REQUIRED WORK
Return the lines of the material below without any change, starting at the line that contains "List every element" and ending at the line that contains "button[interactable]: Accessibility xyxy=(8,426,466,503)".

(Dataset items)
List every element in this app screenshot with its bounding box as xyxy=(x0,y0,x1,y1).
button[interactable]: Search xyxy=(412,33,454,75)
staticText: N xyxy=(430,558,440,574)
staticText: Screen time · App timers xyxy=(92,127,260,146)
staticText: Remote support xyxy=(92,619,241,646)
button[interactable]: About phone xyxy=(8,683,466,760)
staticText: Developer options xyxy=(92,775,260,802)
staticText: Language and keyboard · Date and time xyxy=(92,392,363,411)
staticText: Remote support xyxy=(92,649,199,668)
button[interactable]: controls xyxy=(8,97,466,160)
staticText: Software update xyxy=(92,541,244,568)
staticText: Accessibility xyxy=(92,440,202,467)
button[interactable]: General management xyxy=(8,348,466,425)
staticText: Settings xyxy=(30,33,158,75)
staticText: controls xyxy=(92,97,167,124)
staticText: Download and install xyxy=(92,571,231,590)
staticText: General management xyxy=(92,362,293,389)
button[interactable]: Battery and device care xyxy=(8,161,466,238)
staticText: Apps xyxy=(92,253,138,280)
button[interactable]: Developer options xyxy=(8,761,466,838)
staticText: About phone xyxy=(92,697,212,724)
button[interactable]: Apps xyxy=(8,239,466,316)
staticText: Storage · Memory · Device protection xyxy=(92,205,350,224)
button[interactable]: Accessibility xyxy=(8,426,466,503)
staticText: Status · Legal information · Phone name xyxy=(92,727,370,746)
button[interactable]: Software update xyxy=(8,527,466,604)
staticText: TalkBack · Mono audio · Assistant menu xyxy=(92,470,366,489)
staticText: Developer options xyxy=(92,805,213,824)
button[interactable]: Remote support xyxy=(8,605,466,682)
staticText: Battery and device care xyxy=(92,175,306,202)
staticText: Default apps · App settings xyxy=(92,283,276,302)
* * *
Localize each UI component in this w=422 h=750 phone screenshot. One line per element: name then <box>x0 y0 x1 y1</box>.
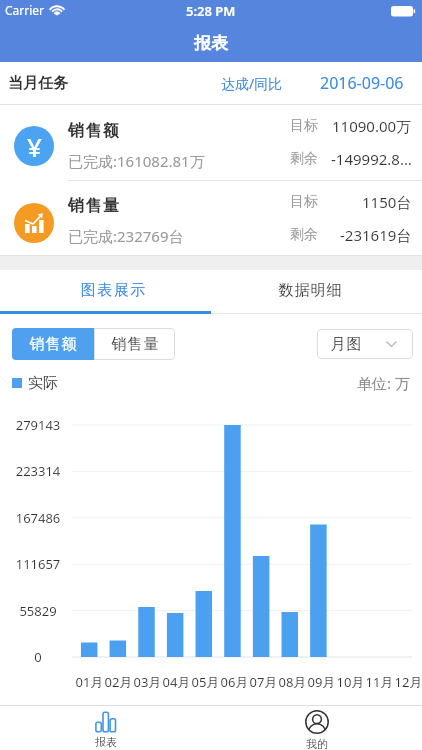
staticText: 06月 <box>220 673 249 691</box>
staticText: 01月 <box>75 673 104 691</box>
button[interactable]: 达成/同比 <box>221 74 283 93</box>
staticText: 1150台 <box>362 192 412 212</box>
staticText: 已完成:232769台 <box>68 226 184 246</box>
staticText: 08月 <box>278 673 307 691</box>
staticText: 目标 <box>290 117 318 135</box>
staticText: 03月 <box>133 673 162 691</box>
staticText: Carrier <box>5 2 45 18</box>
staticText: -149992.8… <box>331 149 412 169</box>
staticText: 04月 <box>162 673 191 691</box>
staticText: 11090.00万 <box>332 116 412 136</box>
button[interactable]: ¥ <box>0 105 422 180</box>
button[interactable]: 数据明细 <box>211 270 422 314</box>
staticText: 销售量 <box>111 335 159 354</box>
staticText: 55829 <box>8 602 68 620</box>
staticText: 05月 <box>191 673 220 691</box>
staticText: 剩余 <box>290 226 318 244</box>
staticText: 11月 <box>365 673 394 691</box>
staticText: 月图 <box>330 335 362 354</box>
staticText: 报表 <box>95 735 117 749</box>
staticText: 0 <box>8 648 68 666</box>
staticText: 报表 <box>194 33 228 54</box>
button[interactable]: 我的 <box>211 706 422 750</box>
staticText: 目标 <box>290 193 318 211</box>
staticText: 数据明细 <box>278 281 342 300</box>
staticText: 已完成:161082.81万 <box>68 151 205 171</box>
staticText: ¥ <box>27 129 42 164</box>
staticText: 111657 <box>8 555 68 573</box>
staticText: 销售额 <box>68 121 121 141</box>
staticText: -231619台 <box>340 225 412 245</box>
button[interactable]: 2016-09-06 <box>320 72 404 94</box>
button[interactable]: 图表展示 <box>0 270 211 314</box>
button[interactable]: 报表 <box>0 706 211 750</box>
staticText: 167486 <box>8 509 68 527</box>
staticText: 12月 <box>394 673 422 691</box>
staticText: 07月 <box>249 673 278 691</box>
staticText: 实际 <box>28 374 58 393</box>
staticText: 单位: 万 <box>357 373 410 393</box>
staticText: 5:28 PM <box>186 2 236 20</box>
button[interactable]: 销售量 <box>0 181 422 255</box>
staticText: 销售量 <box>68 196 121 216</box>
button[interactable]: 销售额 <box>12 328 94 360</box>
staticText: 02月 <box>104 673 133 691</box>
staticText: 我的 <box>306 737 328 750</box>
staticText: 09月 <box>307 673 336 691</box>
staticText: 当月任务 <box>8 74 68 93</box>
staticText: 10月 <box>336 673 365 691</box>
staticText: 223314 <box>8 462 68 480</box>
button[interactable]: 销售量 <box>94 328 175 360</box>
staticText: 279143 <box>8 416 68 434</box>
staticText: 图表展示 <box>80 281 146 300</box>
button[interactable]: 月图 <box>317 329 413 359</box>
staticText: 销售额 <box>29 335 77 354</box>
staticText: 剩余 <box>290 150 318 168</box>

FULL ANSWER
List every element in this app screenshot with its bounding box as xyxy=(x0,y0,x1,y1).
button[interactable]: Search xyxy=(412,33,454,75)
staticText: N xyxy=(430,558,440,574)
staticText: Screen time · App timers xyxy=(92,127,260,146)
staticText: Remote support xyxy=(92,619,241,646)
button[interactable]: About phone xyxy=(8,683,466,760)
staticText: Developer options xyxy=(92,775,260,802)
staticText: Language and keyboard · Date and time xyxy=(92,392,363,411)
staticText: Remote support xyxy=(92,649,199,668)
button[interactable]: controls xyxy=(8,97,466,160)
staticText: Software update xyxy=(92,541,244,568)
staticText: Accessibility xyxy=(92,440,202,467)
button[interactable]: General management xyxy=(8,348,466,425)
staticText: Settings xyxy=(30,33,158,75)
staticText: controls xyxy=(92,97,167,124)
staticText: Download and install xyxy=(92,571,231,590)
staticText: General management xyxy=(92,362,293,389)
button[interactable]: Battery and device care xyxy=(8,161,466,238)
staticText: Apps xyxy=(92,253,138,280)
button[interactable]: Developer options xyxy=(8,761,466,838)
staticText: About phone xyxy=(92,697,212,724)
button[interactable]: Apps xyxy=(8,239,466,316)
staticText: Storage · Memory · Device protection xyxy=(92,205,350,224)
button[interactable]: Accessibility xyxy=(8,426,466,503)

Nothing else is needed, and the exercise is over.